- What you will do: Your task is to quote the material that follows, in full and exactly.

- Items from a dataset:
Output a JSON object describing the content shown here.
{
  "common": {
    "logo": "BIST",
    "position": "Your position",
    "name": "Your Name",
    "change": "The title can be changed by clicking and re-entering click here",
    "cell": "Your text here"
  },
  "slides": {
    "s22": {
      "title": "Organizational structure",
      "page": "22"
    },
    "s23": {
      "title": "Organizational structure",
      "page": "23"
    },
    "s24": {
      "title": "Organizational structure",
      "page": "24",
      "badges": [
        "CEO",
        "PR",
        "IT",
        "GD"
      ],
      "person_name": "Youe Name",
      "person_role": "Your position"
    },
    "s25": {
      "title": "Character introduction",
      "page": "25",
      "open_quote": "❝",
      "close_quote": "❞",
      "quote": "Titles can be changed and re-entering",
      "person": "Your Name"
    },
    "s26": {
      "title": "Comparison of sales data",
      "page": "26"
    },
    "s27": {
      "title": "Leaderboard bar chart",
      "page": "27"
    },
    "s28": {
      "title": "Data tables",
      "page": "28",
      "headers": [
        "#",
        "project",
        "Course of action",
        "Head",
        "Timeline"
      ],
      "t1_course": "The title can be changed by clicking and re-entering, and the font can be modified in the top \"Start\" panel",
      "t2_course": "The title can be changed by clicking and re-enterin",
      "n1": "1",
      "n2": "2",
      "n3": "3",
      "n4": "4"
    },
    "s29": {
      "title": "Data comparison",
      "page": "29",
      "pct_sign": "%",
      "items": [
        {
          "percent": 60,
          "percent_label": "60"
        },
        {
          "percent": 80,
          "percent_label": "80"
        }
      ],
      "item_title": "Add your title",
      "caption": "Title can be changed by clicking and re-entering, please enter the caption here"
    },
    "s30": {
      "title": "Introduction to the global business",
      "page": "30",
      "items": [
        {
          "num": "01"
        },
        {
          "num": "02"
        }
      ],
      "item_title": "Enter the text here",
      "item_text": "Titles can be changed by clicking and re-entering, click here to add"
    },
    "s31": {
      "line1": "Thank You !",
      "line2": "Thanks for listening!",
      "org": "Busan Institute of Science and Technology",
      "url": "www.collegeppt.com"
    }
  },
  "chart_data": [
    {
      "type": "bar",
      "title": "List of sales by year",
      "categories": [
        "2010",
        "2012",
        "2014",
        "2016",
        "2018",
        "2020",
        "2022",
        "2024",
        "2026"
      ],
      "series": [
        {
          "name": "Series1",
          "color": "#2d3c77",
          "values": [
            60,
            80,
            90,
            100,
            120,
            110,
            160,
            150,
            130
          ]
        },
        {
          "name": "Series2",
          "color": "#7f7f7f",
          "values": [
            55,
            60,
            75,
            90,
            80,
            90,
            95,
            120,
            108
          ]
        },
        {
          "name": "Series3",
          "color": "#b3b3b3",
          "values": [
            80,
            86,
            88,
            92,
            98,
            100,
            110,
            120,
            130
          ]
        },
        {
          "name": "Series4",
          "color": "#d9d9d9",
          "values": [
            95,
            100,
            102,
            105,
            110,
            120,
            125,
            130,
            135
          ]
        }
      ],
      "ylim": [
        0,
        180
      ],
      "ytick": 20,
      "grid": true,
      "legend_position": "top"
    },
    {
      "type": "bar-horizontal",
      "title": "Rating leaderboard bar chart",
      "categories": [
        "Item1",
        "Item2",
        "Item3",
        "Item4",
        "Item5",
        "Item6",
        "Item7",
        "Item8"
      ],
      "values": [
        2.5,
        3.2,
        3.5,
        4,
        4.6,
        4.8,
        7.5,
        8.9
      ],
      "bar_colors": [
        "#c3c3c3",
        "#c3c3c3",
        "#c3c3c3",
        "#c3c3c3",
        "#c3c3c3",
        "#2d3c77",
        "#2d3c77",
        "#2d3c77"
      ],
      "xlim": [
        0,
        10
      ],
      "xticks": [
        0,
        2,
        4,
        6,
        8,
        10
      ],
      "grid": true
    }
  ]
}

- Written answer:
Output a JSON object describing the content shown here.
{
  "common": {
    "logo": "BIST",
    "position": "Your position",
    "name": "Your Name",
    "change": "The title can be changed by clicking and re-entering click here",
    "cell": "Your text here"
  },
  "slides": {
    "s22": {
      "title": "Organizational structure",
      "page": "22"
    },
    "s23": {
      "title": "Organizational structure",
      "page": "23"
    },
    "s24": {
      "title": "Organizational structure",
      "page": "24",
      "badges": [
        "CEO",
        "PR",
        "IT",
        "GD"
      ],
      "person_name": "Youe Name",
      "person_role": "Your position"
    },
    "s25": {
      "title": "Character introduction",
      "page": "25",
      "open_quote": "❝",
      "close_quote": "❞",
      "quote": "Titles can be changed and re-entering",
      "person": "Your Name"
    },
    "s26": {
      "title": "Comparison of sales data",
      "page": "26"
    },
    "s27": {
      "title": "Leaderboard bar chart",
      "page": "27"
    },
    "s28": {
      "title": "Data tables",
      "page": "28",
      "headers": [
        "#",
        "project",
        "Course of action",
        "Head",
        "Timeline"
      ],
      "t1_course": "The title can be changed by clicking and re-entering, and the font can be modified in the top \"Start\" panel",
      "t2_course": "The title can be changed by clicking and re-enterin",
      "n1": "1",
      "n2": "2",
      "n3": "3",
      "n4": "4"
    },
    "s29": {
      "title": "Data comparison",
      "page": "29",
      "pct_sign": "%",
      "items": [
        {
          "percent": 60,
          "percent_label": "60"
        },
        {
          "percent": 80,
          "percent_label": "80"
        }
      ],
      "item_title": "Add your title",
      "caption": "Title can be changed by clicking and re-entering, please enter the caption here"
    },
    "s30": {
      "title": "Introduction to the global business",
      "page": "30",
      "items": [
        {
          "num": "01"
        },
        {
          "num": "02"
        }
      ],
      "item_title": "Enter the text here",
      "item_text": "Titles can be changed by clicking and re-entering, click here to add"
    },
    "s31": {
      "line1": "Thank You !",
      "line2": "Thanks for listening!",
      "org": "Busan Institute of Science and Technology",
      "url": "www.collegeppt.com"
    }
  },
  "chart_data": [
    {
      "type": "bar",
      "title": "List of sales by year",
      "categories": [
        "2010",
        "2012",
        "2014",
        "2016",
        "2018",
        "2020",
        "2022",
        "2024",
        "2026"
      ],
      "series": [
        {
          "name": "Series1",
          "color": "#2d3c77",
          "values": [
            60,
            80,
            90,
            100,
            120,
            110,
            160,
            150,
            130
          ]
        },
        {
          "name": "Series2",
          "color": "#7f7f7f",
          "values": [
            55,
            60,
            75,
            90,
            80,
            90,
            95,
            120,
            108
          ]
        },
        {
          "name": "Series3",
          "color": "#b3b3b3",
          "values": [
            80,
            86,
            88,
            92,
            98,
            100,
            110,
            120,
            130
          ]
        },
        {
          "name": "Series4",
          "color": "#d9d9d9",
          "values": [
            95,
            100,
            102,
            105,
            110,
            120,
            125,
            130,
            135
          ]
        }
      ],
      "ylim": [
        0,
        180
      ],
      "ytick": 20,
      "grid": true,
      "legend_position": "top"
    },
    {
      "type": "bar-horizontal",
      "title": "Rating leaderboard bar chart",
      "categories": [
        "Item1",
        "Item2",
        "Item3",
        "Item4",
        "Item5",
        "Item6",
        "Item7",
        "Item8"
      ],
      "values": [
        2.5,
        3.2,
        3.5,
        4,
        4.6,
        4.8,
        7.5,
        8.9
      ],
      "bar_colors": [
        "#c3c3c3",
        "#c3c3c3",
        "#c3c3c3",
        "#c3c3c3",
        "#c3c3c3",
        "#2d3c77",
        "#2d3c77",
        "#2d3c77"
      ],
      "xlim": [
        0,
        10
      ],
      "xticks": [
        0,
        2,
        4,
        6,
        8,
        10
      ],
      "grid": true
    }
  ]
}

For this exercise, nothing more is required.